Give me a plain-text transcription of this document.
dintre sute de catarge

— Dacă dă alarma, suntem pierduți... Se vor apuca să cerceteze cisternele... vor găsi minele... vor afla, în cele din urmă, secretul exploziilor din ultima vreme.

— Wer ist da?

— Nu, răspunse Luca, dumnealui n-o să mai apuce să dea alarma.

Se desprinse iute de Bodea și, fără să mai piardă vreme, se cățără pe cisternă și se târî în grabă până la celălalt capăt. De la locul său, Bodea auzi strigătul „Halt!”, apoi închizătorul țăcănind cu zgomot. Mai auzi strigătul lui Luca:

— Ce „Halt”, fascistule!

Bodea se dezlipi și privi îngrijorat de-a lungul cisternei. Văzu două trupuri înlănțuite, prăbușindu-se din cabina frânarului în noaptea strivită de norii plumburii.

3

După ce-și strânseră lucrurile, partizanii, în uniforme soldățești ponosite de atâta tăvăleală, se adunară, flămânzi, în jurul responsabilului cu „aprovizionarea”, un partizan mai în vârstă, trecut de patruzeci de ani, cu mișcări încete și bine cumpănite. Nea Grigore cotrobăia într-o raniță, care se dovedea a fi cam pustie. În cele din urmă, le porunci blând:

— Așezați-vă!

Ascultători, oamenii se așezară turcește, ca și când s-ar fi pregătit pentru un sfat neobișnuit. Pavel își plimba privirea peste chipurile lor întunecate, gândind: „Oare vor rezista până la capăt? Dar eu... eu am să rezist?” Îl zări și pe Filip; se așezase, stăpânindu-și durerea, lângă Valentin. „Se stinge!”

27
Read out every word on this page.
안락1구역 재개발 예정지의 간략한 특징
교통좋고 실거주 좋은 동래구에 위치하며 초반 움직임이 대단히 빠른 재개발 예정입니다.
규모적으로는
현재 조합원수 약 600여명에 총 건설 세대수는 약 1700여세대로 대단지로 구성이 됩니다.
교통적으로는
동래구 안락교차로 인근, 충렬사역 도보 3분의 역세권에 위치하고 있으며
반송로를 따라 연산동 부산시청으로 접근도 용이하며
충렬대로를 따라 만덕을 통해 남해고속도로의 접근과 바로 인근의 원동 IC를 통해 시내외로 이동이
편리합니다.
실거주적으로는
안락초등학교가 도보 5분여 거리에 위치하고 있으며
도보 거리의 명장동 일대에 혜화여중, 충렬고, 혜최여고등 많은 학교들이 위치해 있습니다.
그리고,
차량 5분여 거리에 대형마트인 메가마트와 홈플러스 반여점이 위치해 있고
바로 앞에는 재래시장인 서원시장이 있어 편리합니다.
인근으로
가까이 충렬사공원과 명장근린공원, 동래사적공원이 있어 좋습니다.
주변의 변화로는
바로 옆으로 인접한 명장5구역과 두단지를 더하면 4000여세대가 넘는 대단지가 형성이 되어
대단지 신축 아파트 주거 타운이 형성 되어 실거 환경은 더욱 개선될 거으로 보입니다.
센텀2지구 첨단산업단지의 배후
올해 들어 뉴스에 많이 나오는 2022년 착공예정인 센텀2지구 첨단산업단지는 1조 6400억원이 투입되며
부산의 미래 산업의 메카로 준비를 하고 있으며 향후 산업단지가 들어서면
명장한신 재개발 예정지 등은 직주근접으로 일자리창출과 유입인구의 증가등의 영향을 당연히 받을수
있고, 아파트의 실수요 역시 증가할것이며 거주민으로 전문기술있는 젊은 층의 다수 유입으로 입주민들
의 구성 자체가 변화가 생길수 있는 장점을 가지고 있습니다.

• [Task statement]
Where a line of the material above holds the string "Halt", copy that line.

• [Correct output]
Se desprinse iute de Bodea și, fără să mai piardă vreme, se cățără pe cisternă și se târî în grabă până la celălalt capăt. De la locul său, Bodea auzi strigătul „Halt!”, apoi închizătorul țăcănind cu zgomot. Mai auzi strigătul lui Luca:
— Ce „Halt”, fascistule!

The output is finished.